» Stated task:
Retype the complete listing exactly as it appears.
[START]
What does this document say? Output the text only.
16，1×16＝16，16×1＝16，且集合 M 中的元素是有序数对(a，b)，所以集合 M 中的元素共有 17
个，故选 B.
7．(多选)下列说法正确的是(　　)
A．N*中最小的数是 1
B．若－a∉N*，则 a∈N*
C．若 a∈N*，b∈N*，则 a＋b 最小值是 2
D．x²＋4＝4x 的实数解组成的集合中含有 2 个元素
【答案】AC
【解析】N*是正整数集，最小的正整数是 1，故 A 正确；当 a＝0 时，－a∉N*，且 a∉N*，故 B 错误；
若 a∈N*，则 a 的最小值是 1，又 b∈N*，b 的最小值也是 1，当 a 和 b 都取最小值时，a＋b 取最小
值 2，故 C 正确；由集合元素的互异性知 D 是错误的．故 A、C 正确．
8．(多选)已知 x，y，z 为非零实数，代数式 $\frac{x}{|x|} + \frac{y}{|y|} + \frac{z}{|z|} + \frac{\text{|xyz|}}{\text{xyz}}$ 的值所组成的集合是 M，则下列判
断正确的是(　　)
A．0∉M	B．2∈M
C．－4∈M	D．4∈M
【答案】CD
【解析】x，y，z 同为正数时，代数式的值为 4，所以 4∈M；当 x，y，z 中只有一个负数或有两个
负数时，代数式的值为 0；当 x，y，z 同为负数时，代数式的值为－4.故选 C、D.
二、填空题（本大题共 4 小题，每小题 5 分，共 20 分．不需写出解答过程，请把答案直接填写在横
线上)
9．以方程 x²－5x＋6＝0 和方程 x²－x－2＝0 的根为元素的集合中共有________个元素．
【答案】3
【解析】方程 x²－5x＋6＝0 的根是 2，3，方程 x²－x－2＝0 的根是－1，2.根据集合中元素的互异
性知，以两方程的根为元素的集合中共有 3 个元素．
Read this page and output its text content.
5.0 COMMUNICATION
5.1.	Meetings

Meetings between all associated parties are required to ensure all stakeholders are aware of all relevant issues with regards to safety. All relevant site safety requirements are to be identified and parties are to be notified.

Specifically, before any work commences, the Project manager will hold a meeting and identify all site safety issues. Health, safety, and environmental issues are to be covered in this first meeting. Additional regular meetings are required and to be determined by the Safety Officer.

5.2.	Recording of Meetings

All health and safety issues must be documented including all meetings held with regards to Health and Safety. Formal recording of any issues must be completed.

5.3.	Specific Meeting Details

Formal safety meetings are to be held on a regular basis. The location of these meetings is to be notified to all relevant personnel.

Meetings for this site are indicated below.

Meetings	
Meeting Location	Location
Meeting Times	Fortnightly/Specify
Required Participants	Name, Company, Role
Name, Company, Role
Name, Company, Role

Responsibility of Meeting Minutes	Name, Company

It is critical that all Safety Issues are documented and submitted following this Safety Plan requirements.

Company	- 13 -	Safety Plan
[END]
» The output:
What does this document say? Output the text only.
16，1×16＝16，16×1＝16，且集合 M 中的元素是有序数对(a，b)，所以集合 M 中的元素共有 17
个，故选 B.
7．(多选)下列说法正确的是(　　)
A．N*中最小的数是 1
B．若－a∉N*，则 a∈N*
C．若 a∈N*，b∈N*，则 a＋b 最小值是 2
D．x²＋4＝4x 的实数解组成的集合中含有 2 个元素
【答案】AC
【解析】N*是正整数集，最小的正整数是 1，故 A 正确；当 a＝0 时，－a∉N*，且 a∉N*，故 B 错误；
若 a∈N*，则 a 的最小值是 1，又 b∈N*，b 的最小值也是 1，当 a 和 b 都取最小值时，a＋b 取最小
值 2，故 C 正确；由集合元素的互异性知 D 是错误的．故 A、C 正确．
8．(多选)已知 x，y，z 为非零实数，代数式 $\frac{x}{|x|} + \frac{y}{|y|} + \frac{z}{|z|} + \frac{\text{|xyz|}}{\text{xyz}}$ 的值所组成的集合是 M，则下列判
断正确的是(　　)
A．0∉M	B．2∈M
C．－4∈M	D．4∈M
【答案】CD
【解析】x，y，z 同为正数时，代数式的值为 4，所以 4∈M；当 x，y，z 中只有一个负数或有两个
负数时，代数式的值为 0；当 x，y，z 同为负数时，代数式的值为－4.故选 C、D.
二、填空题（本大题共 4 小题，每小题 5 分，共 20 分．不需写出解答过程，请把答案直接填写在横
线上)
9．以方程 x²－5x＋6＝0 和方程 x²－x－2＝0 的根为元素的集合中共有________个元素．
【答案】3
【解析】方程 x²－5x＋6＝0 的根是 2，3，方程 x²－x－2＝0 的根是－1，2.根据集合中元素的互异
性知，以两方程的根为元素的集合中共有 3 个元素．
Read this page and output its text content.
5.0 COMMUNICATION
5.1.	Meetings

Meetings between all associated parties are required to ensure all stakeholders are aware of all relevant issues with regards to safety. All relevant site safety requirements are to be identified and parties are to be notified.

Specifically, before any work commences, the Project manager will hold a meeting and identify all site safety issues. Health, safety, and environmental issues are to be covered in this first meeting. Additional regular meetings are required and to be determined by the Safety Officer.

5.2.	Recording of Meetings

All health and safety issues must be documented including all meetings held with regards to Health and Safety. Formal recording of any issues must be completed.

5.3.	Specific Meeting Details

Formal safety meetings are to be held on a regular basis. The location of these meetings is to be notified to all relevant personnel.

Meetings for this site are indicated below.

Meetings	
Meeting Location	Location
Meeting Times	Fortnightly/Specify
Required Participants	Name, Company, Role
Name, Company, Role
Name, Company, Role

Responsibility of Meeting Minutes	Name, Company

It is critical that all Safety Issues are documented and submitted following this Safety Plan requirements.

Company	- 13 -	Safety Plan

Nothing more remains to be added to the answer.